OBJECTIVE: Can you quote the lines below exactly, starting at the line with "Read this page and output its text content." and going through the last one?

---------- MATERIAL SHOWN

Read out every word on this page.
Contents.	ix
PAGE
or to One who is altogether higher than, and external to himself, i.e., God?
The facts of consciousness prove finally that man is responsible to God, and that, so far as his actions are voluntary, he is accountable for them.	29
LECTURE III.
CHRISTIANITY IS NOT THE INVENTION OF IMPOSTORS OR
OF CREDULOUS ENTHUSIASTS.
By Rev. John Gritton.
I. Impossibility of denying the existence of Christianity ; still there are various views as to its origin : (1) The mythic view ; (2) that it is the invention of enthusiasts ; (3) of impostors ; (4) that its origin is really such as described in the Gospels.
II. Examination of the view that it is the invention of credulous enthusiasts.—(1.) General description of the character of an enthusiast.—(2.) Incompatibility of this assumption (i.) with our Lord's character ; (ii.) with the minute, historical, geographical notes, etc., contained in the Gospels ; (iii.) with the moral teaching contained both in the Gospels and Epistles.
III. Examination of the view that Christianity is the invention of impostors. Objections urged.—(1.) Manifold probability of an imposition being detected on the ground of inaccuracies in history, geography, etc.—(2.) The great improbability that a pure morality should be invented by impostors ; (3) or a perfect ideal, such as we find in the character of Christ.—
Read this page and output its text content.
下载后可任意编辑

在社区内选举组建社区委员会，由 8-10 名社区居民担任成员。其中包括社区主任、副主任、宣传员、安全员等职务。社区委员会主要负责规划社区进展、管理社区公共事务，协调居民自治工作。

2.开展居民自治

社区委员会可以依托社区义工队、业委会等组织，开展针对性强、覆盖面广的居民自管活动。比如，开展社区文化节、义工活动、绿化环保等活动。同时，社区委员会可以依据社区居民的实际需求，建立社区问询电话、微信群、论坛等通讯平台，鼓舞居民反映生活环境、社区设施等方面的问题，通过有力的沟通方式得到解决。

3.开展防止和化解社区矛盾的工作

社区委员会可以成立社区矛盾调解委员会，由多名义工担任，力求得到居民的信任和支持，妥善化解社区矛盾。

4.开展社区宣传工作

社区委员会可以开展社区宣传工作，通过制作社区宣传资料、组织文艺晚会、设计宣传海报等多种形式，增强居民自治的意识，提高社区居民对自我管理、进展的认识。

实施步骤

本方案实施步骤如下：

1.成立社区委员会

--------------------

REPLY TO THE TASK:
Read this page and output its text content.
下载后可任意编辑

在社区内选举组建社区委员会，由 8-10 名社区居民担任成员。其中包括社区主任、副主任、宣传员、安全员等职务。社区委员会主要负责规划社区进展、管理社区公共事务，协调居民自治工作。

2.开展居民自治

社区委员会可以依托社区义工队、业委会等组织，开展针对性强、覆盖面广的居民自管活动。比如，开展社区文化节、义工活动、绿化环保等活动。同时，社区委员会可以依据社区居民的实际需求，建立社区问询电话、微信群、论坛等通讯平台，鼓舞居民反映生活环境、社区设施等方面的问题，通过有力的沟通方式得到解决。

3.开展防止和化解社区矛盾的工作

社区委员会可以成立社区矛盾调解委员会，由多名义工担任，力求得到居民的信任和支持，妥善化解社区矛盾。

4.开展社区宣传工作

社区委员会可以开展社区宣传工作，通过制作社区宣传资料、组织文艺晚会、设计宣传海报等多种形式，增强居民自治的意识，提高社区居民对自我管理、进展的认识。

实施步骤

本方案实施步骤如下：

1.成立社区委员会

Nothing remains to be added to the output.